EXERCISE PROMPT: Report how many lines below contain the word "than", and give only that number.

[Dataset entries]

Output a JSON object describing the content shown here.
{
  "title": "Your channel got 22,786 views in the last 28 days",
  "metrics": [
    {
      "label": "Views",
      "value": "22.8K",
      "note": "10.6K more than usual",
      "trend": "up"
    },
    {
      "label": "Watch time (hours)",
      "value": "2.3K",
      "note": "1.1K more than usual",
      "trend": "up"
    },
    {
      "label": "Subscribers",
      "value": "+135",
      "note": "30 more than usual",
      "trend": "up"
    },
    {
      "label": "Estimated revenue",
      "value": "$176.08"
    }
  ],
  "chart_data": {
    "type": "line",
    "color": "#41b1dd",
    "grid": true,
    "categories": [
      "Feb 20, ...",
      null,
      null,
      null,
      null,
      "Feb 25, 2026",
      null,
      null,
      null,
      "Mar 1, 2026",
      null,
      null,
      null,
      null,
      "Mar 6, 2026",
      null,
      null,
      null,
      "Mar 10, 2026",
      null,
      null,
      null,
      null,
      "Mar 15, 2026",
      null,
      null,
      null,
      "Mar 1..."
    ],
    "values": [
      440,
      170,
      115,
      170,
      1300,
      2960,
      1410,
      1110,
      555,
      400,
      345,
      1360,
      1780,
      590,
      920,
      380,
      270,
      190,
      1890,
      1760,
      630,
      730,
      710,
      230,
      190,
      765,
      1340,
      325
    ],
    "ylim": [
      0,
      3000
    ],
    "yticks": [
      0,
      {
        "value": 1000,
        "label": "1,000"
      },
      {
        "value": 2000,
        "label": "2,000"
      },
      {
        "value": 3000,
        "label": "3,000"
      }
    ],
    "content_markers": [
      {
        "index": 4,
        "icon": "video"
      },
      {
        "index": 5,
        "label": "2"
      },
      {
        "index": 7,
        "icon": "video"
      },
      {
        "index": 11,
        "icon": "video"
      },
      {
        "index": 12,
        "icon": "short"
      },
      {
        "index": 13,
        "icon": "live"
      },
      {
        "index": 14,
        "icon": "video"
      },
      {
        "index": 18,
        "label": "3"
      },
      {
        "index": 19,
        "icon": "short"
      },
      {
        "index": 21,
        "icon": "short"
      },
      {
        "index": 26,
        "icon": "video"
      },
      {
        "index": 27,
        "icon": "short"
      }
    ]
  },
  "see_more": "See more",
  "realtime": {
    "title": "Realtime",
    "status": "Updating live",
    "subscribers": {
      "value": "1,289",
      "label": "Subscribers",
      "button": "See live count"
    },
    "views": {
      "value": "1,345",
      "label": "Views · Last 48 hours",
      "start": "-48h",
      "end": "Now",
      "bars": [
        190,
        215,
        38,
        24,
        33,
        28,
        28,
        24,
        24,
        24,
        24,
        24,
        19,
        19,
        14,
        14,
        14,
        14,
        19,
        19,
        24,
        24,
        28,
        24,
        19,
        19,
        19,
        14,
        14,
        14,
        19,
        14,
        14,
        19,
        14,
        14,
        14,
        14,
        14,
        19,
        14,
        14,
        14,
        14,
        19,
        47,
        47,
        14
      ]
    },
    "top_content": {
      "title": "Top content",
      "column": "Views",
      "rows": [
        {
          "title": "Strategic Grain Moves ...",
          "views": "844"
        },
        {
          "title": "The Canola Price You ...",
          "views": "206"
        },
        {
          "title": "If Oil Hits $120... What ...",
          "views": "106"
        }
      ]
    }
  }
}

TASK OUTPUT: 3